◆ **Task to carry out**
Count every line of these entries that holds the word "things", and reply with the number only.

Dataset items:

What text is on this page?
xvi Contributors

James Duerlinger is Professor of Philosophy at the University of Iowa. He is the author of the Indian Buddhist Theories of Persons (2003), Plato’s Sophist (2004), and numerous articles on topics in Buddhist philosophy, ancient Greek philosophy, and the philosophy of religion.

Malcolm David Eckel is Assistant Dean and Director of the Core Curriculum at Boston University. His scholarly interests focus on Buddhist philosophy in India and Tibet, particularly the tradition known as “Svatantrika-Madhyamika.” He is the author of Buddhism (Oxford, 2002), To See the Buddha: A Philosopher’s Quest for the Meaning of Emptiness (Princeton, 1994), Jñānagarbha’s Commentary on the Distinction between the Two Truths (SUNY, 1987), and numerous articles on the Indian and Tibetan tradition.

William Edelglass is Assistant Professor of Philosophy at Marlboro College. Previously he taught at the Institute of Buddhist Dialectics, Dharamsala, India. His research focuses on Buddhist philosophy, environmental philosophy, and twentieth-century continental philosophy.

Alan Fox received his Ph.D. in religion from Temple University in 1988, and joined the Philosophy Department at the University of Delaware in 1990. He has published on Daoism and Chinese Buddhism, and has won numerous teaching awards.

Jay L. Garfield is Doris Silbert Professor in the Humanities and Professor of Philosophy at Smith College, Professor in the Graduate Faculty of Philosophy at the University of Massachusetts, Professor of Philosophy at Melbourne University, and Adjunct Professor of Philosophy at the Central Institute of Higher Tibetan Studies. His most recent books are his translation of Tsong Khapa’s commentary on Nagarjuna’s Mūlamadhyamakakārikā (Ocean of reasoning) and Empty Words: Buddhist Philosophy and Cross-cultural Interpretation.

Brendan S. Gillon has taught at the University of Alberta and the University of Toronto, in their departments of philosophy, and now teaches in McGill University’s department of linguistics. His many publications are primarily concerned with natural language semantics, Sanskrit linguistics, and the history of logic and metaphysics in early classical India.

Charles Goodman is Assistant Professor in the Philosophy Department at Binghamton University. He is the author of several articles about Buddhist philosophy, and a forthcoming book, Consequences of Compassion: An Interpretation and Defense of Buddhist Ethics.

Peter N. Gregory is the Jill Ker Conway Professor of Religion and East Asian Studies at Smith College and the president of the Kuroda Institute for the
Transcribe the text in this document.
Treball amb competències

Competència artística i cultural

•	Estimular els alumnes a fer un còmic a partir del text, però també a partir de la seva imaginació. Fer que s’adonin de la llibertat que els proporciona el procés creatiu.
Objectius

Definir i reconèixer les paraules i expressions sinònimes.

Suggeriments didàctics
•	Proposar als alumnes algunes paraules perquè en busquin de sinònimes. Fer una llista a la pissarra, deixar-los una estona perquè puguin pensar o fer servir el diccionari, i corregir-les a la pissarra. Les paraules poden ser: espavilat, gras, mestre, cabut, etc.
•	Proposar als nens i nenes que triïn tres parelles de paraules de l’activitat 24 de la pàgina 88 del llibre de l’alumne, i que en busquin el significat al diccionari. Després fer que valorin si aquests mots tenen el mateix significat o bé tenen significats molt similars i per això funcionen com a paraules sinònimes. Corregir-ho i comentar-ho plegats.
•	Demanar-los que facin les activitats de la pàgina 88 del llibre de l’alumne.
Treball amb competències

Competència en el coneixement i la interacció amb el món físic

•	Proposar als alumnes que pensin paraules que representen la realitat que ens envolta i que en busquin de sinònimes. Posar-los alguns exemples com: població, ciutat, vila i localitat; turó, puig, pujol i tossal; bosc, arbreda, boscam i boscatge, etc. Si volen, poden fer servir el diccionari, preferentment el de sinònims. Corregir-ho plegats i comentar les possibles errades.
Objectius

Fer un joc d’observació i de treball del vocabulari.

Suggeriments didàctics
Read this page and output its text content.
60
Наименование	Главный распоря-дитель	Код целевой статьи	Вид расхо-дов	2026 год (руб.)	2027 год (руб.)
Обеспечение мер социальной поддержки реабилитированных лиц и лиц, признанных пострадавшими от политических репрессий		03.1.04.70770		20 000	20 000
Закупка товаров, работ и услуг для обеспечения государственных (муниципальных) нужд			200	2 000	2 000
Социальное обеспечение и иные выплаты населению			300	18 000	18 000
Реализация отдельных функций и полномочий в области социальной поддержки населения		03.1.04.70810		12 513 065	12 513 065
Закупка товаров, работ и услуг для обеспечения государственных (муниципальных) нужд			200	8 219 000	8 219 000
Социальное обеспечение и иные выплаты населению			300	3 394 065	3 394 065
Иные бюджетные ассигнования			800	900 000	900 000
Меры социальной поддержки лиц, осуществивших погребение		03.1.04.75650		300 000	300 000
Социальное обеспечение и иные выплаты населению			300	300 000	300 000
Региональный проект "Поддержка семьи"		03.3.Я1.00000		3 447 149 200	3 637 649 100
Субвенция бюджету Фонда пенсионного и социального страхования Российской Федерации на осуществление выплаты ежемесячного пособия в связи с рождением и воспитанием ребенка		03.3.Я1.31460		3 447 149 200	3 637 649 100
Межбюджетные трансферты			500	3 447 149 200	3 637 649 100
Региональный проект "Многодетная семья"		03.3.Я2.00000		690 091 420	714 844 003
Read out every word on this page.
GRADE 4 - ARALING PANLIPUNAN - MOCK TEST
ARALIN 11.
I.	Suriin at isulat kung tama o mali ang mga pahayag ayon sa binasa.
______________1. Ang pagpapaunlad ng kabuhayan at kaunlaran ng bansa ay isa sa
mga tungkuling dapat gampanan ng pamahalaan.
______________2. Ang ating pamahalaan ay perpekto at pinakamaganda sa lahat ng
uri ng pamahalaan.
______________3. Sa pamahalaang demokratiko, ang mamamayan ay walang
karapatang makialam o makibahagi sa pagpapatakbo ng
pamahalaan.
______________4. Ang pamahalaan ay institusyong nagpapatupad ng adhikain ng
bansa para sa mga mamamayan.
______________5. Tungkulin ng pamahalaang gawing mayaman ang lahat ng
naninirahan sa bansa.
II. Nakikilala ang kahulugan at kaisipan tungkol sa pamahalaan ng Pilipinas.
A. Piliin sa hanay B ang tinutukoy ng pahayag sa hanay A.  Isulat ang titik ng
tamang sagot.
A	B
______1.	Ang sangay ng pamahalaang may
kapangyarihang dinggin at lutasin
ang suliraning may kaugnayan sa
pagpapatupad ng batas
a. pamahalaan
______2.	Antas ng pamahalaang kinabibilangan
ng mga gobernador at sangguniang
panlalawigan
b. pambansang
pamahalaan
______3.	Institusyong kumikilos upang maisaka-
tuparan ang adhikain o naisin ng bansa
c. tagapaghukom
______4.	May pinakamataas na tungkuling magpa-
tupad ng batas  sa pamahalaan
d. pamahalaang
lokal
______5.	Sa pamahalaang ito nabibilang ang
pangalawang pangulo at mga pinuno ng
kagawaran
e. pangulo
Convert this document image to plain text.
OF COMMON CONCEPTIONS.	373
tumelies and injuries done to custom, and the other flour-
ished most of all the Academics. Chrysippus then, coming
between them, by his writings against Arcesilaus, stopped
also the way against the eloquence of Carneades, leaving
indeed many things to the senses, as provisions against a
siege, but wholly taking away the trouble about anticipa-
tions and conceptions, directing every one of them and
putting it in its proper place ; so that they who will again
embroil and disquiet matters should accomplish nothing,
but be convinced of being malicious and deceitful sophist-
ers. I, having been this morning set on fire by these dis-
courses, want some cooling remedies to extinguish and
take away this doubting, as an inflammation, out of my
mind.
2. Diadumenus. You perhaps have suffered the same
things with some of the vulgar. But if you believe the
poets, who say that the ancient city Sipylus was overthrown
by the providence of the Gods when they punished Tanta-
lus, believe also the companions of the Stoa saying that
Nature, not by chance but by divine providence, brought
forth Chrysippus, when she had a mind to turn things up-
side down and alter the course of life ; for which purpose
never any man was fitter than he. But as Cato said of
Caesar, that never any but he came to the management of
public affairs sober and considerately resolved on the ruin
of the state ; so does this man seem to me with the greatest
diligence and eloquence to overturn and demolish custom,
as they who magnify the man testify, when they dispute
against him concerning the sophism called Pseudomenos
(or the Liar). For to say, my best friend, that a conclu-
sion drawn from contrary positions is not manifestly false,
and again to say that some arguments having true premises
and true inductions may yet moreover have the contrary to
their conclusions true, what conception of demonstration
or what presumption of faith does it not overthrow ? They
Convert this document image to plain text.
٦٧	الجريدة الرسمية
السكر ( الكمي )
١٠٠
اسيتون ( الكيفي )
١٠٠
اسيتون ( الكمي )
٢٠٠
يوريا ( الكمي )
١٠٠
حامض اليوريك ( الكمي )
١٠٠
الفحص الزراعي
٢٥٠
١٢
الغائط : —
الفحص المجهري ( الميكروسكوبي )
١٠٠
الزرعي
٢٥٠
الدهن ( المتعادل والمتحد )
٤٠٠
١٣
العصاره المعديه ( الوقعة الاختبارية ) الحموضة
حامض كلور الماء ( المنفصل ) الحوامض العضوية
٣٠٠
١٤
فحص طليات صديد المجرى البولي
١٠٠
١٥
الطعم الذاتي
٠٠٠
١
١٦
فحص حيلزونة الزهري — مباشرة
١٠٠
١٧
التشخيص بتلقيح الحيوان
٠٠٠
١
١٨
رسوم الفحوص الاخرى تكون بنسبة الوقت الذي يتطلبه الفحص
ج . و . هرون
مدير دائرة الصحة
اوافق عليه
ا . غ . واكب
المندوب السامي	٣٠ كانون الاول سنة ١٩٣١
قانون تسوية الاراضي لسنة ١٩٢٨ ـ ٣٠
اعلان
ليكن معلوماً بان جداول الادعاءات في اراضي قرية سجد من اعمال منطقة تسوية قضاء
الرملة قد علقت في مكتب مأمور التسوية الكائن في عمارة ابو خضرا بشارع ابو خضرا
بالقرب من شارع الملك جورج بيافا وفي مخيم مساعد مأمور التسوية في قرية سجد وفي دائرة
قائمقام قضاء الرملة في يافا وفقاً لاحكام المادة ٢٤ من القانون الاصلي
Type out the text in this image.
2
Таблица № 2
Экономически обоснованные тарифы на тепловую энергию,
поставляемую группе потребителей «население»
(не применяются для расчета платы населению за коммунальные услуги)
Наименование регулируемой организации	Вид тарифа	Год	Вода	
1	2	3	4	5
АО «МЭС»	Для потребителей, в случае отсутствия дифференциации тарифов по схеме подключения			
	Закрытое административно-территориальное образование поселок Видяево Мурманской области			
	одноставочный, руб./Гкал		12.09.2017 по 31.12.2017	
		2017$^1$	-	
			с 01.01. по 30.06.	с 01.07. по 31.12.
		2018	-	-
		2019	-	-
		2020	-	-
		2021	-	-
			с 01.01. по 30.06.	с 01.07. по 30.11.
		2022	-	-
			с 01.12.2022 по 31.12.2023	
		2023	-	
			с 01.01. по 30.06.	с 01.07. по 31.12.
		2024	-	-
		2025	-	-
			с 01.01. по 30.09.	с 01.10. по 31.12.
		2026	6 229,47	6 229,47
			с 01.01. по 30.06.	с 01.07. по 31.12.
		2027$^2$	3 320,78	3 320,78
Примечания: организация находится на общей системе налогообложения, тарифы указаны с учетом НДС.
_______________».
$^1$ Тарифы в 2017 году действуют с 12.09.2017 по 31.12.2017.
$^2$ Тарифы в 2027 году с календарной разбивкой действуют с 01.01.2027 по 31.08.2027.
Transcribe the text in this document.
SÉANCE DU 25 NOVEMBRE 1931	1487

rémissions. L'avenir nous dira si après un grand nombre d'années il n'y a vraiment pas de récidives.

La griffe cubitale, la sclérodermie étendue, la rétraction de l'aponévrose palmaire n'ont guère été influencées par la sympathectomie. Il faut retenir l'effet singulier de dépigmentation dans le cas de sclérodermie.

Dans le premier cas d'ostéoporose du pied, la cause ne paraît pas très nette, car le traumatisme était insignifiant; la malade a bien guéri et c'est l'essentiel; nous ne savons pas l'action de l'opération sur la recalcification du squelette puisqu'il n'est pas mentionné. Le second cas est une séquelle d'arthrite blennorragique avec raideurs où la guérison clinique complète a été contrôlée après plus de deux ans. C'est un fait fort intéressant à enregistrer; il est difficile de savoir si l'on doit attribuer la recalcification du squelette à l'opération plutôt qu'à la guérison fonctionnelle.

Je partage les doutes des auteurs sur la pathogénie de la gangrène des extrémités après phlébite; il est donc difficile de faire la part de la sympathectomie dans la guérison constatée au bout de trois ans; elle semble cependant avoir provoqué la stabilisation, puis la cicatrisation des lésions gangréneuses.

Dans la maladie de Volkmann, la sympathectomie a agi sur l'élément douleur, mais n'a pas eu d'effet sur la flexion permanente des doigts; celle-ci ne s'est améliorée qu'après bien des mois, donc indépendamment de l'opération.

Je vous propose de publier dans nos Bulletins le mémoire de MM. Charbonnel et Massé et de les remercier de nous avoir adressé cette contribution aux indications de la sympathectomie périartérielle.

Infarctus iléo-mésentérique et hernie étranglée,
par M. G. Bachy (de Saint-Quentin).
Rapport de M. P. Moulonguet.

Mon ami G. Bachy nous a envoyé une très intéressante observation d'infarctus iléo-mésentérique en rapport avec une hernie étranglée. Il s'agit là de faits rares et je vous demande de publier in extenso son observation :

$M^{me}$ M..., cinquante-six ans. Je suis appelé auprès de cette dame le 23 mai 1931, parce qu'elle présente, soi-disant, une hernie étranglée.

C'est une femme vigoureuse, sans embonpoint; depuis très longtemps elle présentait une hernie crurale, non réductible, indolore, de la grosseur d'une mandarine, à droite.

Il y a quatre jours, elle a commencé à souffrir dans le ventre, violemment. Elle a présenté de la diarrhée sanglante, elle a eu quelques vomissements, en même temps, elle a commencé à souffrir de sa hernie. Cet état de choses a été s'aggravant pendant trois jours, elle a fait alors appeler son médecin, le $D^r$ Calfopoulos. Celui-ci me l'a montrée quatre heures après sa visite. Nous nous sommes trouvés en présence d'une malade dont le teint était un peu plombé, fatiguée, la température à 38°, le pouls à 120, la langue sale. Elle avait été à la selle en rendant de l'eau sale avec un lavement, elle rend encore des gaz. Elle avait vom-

◆ **Task solution**
3